* start *

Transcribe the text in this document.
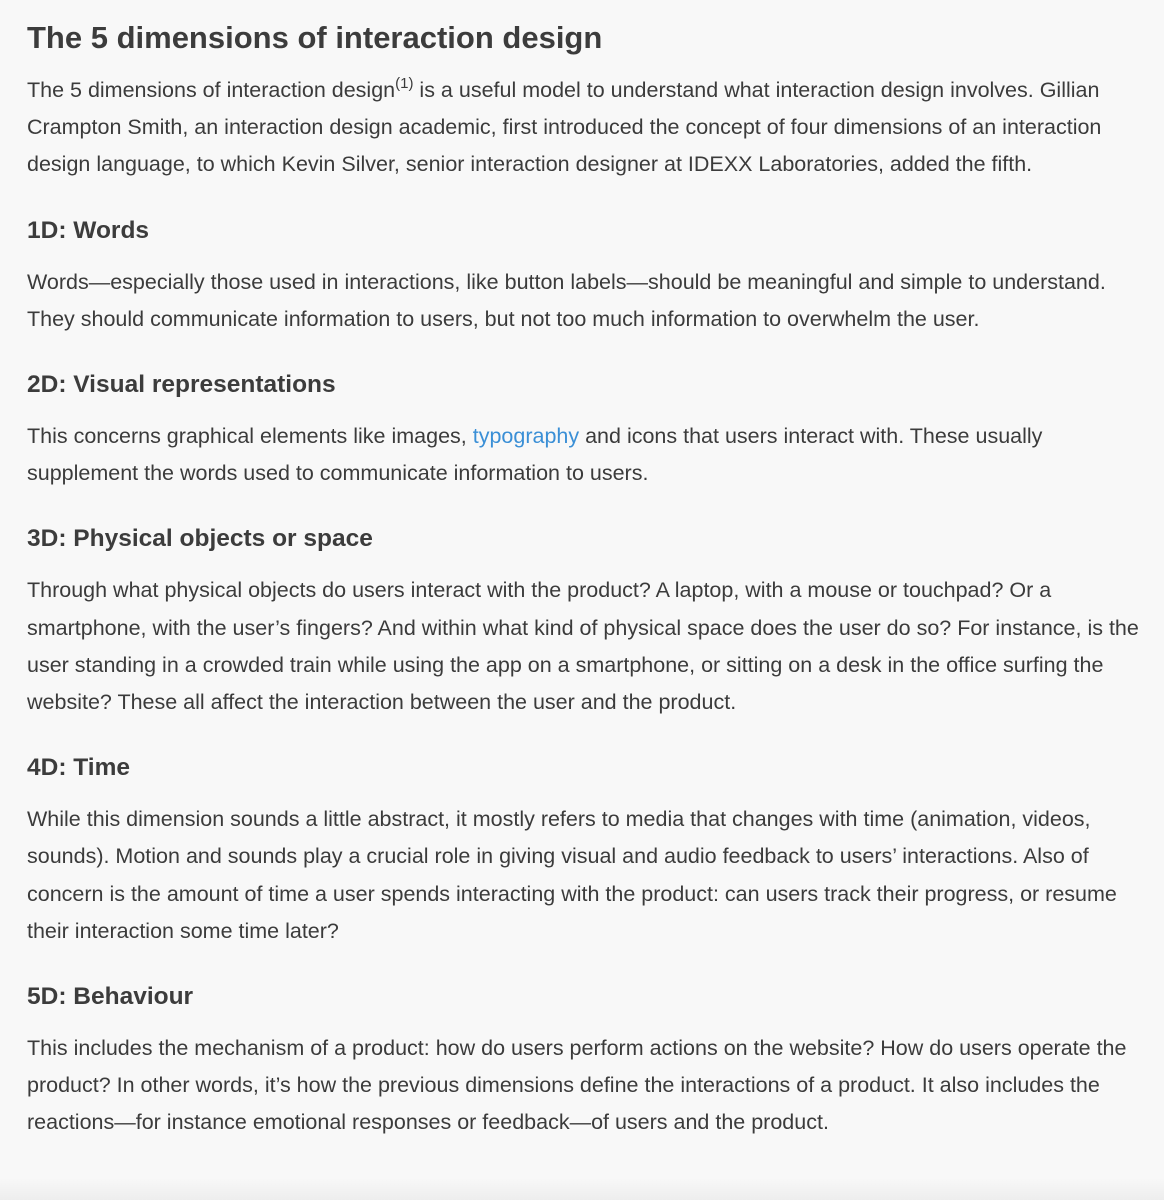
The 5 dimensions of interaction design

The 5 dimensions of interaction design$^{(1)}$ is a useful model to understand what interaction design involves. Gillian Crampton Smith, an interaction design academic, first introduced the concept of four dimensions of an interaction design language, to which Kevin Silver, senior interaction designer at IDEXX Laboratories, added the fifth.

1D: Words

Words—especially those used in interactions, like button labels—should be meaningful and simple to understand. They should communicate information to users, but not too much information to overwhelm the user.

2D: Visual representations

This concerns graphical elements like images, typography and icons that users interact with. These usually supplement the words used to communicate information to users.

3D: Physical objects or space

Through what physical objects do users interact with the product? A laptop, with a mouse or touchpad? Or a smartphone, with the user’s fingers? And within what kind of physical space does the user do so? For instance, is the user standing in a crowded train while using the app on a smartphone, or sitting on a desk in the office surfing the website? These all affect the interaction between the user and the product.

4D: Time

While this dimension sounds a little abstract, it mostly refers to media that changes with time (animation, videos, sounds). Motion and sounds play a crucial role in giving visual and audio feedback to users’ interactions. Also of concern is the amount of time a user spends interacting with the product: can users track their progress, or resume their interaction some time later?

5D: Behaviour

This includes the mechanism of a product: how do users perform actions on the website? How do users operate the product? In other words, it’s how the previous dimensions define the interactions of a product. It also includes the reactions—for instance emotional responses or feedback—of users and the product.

* end *
* start *

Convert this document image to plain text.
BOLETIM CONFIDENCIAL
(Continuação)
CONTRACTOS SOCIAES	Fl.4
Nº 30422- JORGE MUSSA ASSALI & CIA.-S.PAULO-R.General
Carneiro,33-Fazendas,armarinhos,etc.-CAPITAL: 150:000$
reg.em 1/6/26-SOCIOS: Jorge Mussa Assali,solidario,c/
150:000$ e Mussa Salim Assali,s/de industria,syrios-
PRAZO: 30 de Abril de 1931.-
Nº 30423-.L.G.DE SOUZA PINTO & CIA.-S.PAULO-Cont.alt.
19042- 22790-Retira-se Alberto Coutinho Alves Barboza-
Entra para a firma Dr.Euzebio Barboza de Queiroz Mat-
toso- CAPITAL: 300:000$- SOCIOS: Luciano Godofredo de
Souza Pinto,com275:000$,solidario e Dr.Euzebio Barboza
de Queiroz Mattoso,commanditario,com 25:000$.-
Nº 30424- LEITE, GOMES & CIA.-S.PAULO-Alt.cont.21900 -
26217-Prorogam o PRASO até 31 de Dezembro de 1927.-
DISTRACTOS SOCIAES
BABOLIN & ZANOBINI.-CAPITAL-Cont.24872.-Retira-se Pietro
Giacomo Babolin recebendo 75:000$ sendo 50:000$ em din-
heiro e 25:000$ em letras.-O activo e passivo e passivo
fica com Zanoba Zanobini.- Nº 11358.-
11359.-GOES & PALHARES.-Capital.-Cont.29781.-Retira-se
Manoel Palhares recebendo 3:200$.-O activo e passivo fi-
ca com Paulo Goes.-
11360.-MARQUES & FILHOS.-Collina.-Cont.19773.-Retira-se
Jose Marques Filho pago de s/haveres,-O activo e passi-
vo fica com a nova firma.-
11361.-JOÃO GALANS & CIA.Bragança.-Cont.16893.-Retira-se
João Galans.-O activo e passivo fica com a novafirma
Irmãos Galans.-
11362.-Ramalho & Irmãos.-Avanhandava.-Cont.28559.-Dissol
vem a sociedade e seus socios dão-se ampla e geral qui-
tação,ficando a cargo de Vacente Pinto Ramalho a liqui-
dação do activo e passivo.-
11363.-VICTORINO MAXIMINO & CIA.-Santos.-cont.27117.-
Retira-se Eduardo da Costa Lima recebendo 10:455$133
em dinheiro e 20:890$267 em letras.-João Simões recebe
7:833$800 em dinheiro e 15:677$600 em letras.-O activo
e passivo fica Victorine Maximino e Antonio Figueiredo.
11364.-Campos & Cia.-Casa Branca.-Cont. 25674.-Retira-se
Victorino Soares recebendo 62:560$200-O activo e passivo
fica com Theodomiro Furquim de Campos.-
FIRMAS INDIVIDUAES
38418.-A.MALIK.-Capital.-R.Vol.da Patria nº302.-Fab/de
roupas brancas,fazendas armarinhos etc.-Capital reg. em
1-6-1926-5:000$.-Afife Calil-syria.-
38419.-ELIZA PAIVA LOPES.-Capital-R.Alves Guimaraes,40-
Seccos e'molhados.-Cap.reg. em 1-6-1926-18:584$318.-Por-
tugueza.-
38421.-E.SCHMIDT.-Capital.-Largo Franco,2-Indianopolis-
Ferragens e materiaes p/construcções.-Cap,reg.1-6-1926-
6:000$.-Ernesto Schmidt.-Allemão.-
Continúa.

* end *

> _TASK DETAILS_: Say how many lines of the data hold the string "armarinhos". Reply with the number alone.

> _FINISHED EXERCISE_: 2